Work to be completed: Reproduce the whole listing, character for character.

Dataset records:
START

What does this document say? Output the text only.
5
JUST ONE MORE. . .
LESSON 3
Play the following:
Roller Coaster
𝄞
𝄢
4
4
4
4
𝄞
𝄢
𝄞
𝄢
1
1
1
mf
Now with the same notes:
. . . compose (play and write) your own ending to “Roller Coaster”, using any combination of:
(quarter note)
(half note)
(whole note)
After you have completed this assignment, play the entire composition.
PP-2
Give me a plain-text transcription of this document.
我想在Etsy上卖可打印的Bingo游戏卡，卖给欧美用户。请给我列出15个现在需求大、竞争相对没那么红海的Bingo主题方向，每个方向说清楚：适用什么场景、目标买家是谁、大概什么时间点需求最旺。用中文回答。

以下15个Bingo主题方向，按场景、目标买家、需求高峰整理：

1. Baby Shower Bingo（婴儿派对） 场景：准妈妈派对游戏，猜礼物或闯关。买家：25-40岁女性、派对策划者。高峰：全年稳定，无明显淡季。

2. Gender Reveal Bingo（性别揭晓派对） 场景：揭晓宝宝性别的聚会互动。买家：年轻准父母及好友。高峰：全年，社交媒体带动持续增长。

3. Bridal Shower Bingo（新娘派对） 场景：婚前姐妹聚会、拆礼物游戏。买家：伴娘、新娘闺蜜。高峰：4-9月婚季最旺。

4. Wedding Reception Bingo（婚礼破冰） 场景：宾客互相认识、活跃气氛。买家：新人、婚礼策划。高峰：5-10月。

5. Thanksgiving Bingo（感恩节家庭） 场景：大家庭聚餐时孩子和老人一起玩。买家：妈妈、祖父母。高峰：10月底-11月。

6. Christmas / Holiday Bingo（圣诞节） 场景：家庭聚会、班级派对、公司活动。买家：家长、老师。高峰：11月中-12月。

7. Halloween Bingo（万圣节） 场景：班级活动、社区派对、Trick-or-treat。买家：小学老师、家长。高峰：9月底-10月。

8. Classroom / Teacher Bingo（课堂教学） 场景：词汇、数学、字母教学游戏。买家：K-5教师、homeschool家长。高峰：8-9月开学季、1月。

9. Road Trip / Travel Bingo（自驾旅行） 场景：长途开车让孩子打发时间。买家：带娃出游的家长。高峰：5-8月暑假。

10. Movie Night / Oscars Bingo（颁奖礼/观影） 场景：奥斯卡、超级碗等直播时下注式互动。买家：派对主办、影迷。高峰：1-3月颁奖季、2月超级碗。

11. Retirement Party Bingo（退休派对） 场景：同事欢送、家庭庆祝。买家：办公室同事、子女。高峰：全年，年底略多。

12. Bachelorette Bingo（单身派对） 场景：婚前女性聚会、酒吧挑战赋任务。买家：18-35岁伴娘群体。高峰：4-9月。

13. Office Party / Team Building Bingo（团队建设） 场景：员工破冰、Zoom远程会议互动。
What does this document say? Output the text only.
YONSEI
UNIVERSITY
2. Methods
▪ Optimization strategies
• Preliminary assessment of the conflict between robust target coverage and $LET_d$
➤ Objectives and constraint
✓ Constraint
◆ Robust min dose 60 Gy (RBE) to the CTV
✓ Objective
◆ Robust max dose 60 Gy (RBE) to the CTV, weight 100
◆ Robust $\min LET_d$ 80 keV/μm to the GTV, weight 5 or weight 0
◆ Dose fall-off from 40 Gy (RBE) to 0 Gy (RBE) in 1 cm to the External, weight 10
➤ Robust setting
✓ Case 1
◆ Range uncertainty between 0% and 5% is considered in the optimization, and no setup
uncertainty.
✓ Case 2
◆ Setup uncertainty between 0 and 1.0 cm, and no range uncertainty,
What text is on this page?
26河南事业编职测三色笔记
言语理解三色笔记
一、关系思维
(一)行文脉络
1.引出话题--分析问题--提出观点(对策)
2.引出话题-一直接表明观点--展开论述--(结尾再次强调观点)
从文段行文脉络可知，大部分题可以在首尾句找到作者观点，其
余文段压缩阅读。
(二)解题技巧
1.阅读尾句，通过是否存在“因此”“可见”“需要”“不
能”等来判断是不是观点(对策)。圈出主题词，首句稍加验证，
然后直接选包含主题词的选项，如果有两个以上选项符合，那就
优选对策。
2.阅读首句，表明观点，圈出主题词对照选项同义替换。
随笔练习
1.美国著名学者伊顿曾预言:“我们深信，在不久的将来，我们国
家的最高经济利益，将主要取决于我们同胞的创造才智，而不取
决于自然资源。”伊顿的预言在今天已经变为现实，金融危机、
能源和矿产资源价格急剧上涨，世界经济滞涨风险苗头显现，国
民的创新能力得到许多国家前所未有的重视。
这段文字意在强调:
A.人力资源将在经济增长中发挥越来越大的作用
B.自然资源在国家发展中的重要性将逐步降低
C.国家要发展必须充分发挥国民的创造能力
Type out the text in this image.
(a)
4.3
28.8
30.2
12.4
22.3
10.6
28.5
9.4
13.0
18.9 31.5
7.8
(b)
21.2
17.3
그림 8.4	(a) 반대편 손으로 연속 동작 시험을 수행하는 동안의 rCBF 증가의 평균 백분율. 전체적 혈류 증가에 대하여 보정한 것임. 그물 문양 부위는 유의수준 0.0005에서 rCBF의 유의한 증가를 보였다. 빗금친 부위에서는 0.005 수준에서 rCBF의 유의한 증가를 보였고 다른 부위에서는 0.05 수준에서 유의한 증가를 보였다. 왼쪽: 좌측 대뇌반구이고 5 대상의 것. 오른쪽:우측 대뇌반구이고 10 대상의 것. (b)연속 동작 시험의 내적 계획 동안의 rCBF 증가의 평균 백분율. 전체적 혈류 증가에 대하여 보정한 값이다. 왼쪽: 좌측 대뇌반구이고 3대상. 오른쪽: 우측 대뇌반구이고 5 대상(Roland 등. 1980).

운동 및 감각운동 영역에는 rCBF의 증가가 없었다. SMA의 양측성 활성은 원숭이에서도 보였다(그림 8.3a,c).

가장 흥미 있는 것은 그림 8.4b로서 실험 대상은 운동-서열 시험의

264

END

Written solution:
What does this document say? Output the text only.
5
JUST ONE MORE. . .
LESSON 3
Play the following:
Roller Coaster
𝄞
𝄢
4
4
4
4
𝄞
𝄢
𝄞
𝄢
1
1
1
mf
Now with the same notes:
. . . compose (play and write) your own ending to “Roller Coaster”, using any combination of:
(quarter note)
(half note)
(whole note)
After you have completed this assignment, play the entire composition.
PP-2
Give me a plain-text transcription of this document.
我想在Etsy上卖可打印的Bingo游戏卡，卖给欧美用户。请给我列出15个现在需求大、竞争相对没那么红海的Bingo主题方向，每个方向说清楚：适用什么场景、目标买家是谁、大概什么时间点需求最旺。用中文回答。

以下15个Bingo主题方向，按场景、目标买家、需求高峰整理：

1. Baby Shower Bingo（婴儿派对） 场景：准妈妈派对游戏，猜礼物或闯关。买家：25-40岁女性、派对策划者。高峰：全年稳定，无明显淡季。

2. Gender Reveal Bingo（性别揭晓派对） 场景：揭晓宝宝性别的聚会互动。买家：年轻准父母及好友。高峰：全年，社交媒体带动持续增长。

3. Bridal Shower Bingo（新娘派对） 场景：婚前姐妹聚会、拆礼物游戏。买家：伴娘、新娘闺蜜。高峰：4-9月婚季最旺。

4. Wedding Reception Bingo（婚礼破冰） 场景：宾客互相认识、活跃气氛。买家：新人、婚礼策划。高峰：5-10月。

5. Thanksgiving Bingo（感恩节家庭） 场景：大家庭聚餐时孩子和老人一起玩。买家：妈妈、祖父母。高峰：10月底-11月。

6. Christmas / Holiday Bingo（圣诞节） 场景：家庭聚会、班级派对、公司活动。买家：家长、老师。高峰：11月中-12月。

7. Halloween Bingo（万圣节） 场景：班级活动、社区派对、Trick-or-treat。买家：小学老师、家长。高峰：9月底-10月。

8. Classroom / Teacher Bingo（课堂教学） 场景：词汇、数学、字母教学游戏。买家：K-5教师、homeschool家长。高峰：8-9月开学季、1月。

9. Road Trip / Travel Bingo（自驾旅行） 场景：长途开车让孩子打发时间。买家：带娃出游的家长。高峰：5-8月暑假。

10. Movie Night / Oscars Bingo（颁奖礼/观影） 场景：奥斯卡、超级碗等直播时下注式互动。买家：派对主办、影迷。高峰：1-3月颁奖季、2月超级碗。

11. Retirement Party Bingo（退休派对） 场景：同事欢送、家庭庆祝。买家：办公室同事、子女。高峰：全年，年底略多。

12. Bachelorette Bingo（单身派对） 场景：婚前女性聚会、酒吧挑战赋任务。买家：18-35岁伴娘群体。高峰：4-9月。

13. Office Party / Team Building Bingo（团队建设） 场景：员工破冰、Zoom远程会议互动。
What does this document say? Output the text only.
YONSEI
UNIVERSITY
2. Methods
▪ Optimization strategies
• Preliminary assessment of the conflict between robust target coverage and $LET_d$
➤ Objectives and constraint
✓ Constraint
◆ Robust min dose 60 Gy (RBE) to the CTV
✓ Objective
◆ Robust max dose 60 Gy (RBE) to the CTV, weight 100
◆ Robust $\min LET_d$ 80 keV/μm to the GTV, weight 5 or weight 0
◆ Dose fall-off from 40 Gy (RBE) to 0 Gy (RBE) in 1 cm to the External, weight 10
➤ Robust setting
✓ Case 1
◆ Range uncertainty between 0% and 5% is considered in the optimization, and no setup
uncertainty.
✓ Case 2
◆ Setup uncertainty between 0 and 1.0 cm, and no range uncertainty,
What text is on this page?
26河南事业编职测三色笔记
言语理解三色笔记
一、关系思维
(一)行文脉络
1.引出话题--分析问题--提出观点(对策)
2.引出话题-一直接表明观点--展开论述--(结尾再次强调观点)
从文段行文脉络可知，大部分题可以在首尾句找到作者观点，其
余文段压缩阅读。
(二)解题技巧
1.阅读尾句，通过是否存在“因此”“可见”“需要”“不
能”等来判断是不是观点(对策)。圈出主题词，首句稍加验证，
然后直接选包含主题词的选项，如果有两个以上选项符合，那就
优选对策。
2.阅读首句，表明观点，圈出主题词对照选项同义替换。
随笔练习
1.美国著名学者伊顿曾预言:“我们深信，在不久的将来，我们国
家的最高经济利益，将主要取决于我们同胞的创造才智，而不取
决于自然资源。”伊顿的预言在今天已经变为现实，金融危机、
能源和矿产资源价格急剧上涨，世界经济滞涨风险苗头显现，国
民的创新能力得到许多国家前所未有的重视。
这段文字意在强调:
A.人力资源将在经济增长中发挥越来越大的作用
B.自然资源在国家发展中的重要性将逐步降低
C.国家要发展必须充分发挥国民的创造能力
Type out the text in this image.
(a)
4.3
28.8
30.2
12.4
22.3
10.6
28.5
9.4
13.0
18.9 31.5
7.8
(b)
21.2
17.3
그림 8.4	(a) 반대편 손으로 연속 동작 시험을 수행하는 동안의 rCBF 증가의 평균 백분율. 전체적 혈류 증가에 대하여 보정한 것임. 그물 문양 부위는 유의수준 0.0005에서 rCBF의 유의한 증가를 보였다. 빗금친 부위에서는 0.005 수준에서 rCBF의 유의한 증가를 보였고 다른 부위에서는 0.05 수준에서 유의한 증가를 보였다. 왼쪽: 좌측 대뇌반구이고 5 대상의 것. 오른쪽:우측 대뇌반구이고 10 대상의 것. (b)연속 동작 시험의 내적 계획 동안의 rCBF 증가의 평균 백분율. 전체적 혈류 증가에 대하여 보정한 값이다. 왼쪽: 좌측 대뇌반구이고 3대상. 오른쪽: 우측 대뇌반구이고 5 대상(Roland 등. 1980).

운동 및 감각운동 영역에는 rCBF의 증가가 없었다. SMA의 양측성 활성은 원숭이에서도 보였다(그림 8.3a,c).

가장 흥미 있는 것은 그림 8.4b로서 실험 대상은 운동-서열 시험의

264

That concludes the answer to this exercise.